#### DATA SECTION
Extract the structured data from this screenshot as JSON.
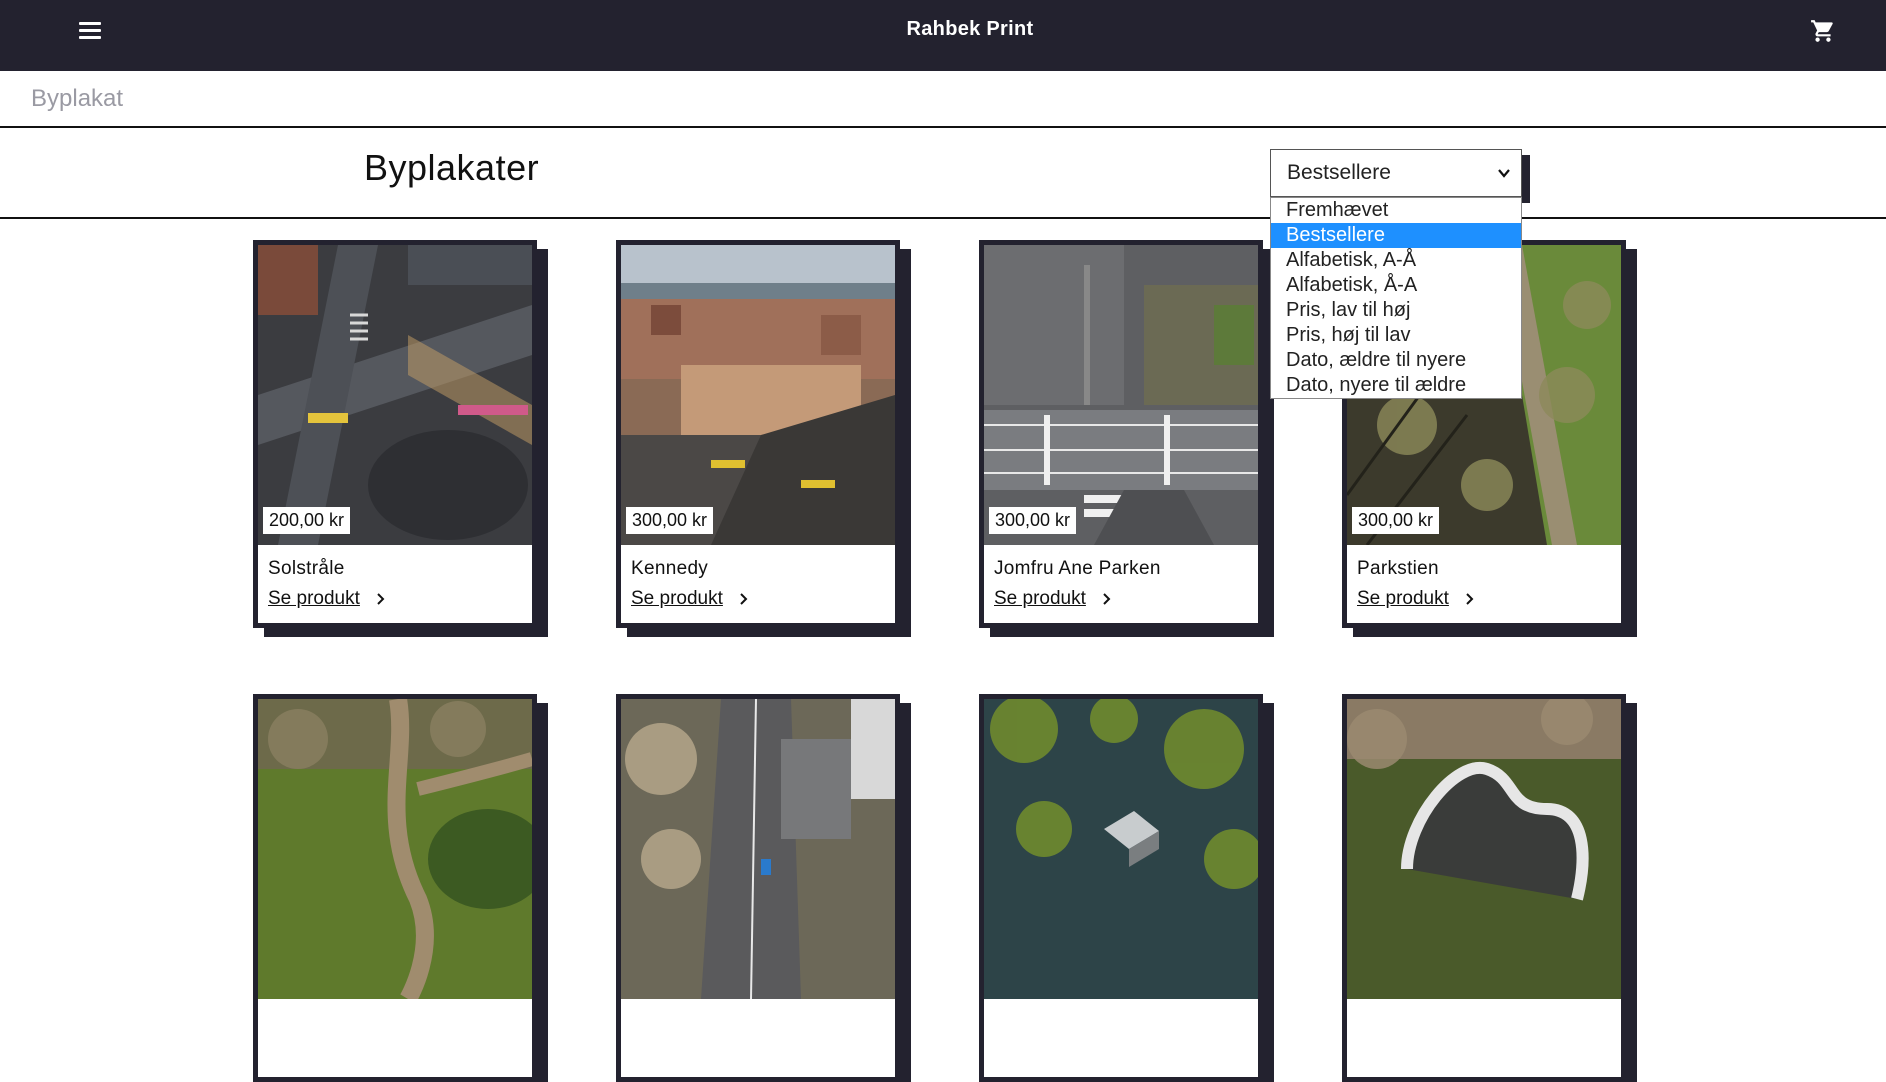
{
  "header": {
    "brand": "Rahbek Print",
    "menu_icon": "hamburger-icon",
    "cart_icon": "cart-icon",
    "bg_color": "#23222f"
  },
  "breadcrumb": "Byplakat",
  "page_title": "Byplakater",
  "sort": {
    "selected": "Bestsellere",
    "options": [
      "Fremhævet",
      "Bestsellere",
      "Alfabetisk, A-Å",
      "Alfabetisk, Å-A",
      "Pris, lav til høj",
      "Pris, høj til lav",
      "Dato, ældre til nyere",
      "Dato, nyere til ældre"
    ],
    "highlight_color": "#1e90ff"
  },
  "products": [
    {
      "name": "Solstråle",
      "price": "200,00 kr",
      "link": "Se produkt"
    },
    {
      "name": "Kennedy",
      "price": "300,00 kr",
      "link": "Se produkt"
    },
    {
      "name": "Jomfru Ane Parken",
      "price": "300,00 kr",
      "link": "Se produkt"
    },
    {
      "name": "Parkstien",
      "price": "300,00 kr",
      "link": "Se produkt"
    },
    {
      "name": "",
      "price": "",
      "link": ""
    },
    {
      "name": "",
      "price": "",
      "link": ""
    },
    {
      "name": "",
      "price": "",
      "link": ""
    },
    {
      "name": "",
      "price": "",
      "link": ""
    }
  ]
}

#### TASK TO COMPLETE
Transcribe the listing in full and omit the pictures.

#### IN RESPONSE
Extract the structured data from this screenshot as JSON.
{
  "header": {
    "brand": "Rahbek Print",
    "menu_icon": "hamburger-icon",
    "cart_icon": "cart-icon",
    "bg_color": "#23222f"
  },
  "breadcrumb": "Byplakat",
  "page_title": "Byplakater",
  "sort": {
    "selected": "Bestsellere",
    "options": [
      "Fremhævet",
      "Bestsellere",
      "Alfabetisk, A-Å",
      "Alfabetisk, Å-A",
      "Pris, lav til høj",
      "Pris, høj til lav",
      "Dato, ældre til nyere",
      "Dato, nyere til ældre"
    ],
    "highlight_color": "#1e90ff"
  },
  "products": [
    {
      "name": "Solstråle",
      "price": "200,00 kr",
      "link": "Se produkt"
    },
    {
      "name": "Kennedy",
      "price": "300,00 kr",
      "link": "Se produkt"
    },
    {
      "name": "Jomfru Ane Parken",
      "price": "300,00 kr",
      "link": "Se produkt"
    },
    {
      "name": "Parkstien",
      "price": "300,00 kr",
      "link": "Se produkt"
    },
    {
      "name": "",
      "price": "",
      "link": ""
    },
    {
      "name": "",
      "price": "",
      "link": ""
    },
    {
      "name": "",
      "price": "",
      "link": ""
    },
    {
      "name": "",
      "price": "",
      "link": ""
    }
  ]
}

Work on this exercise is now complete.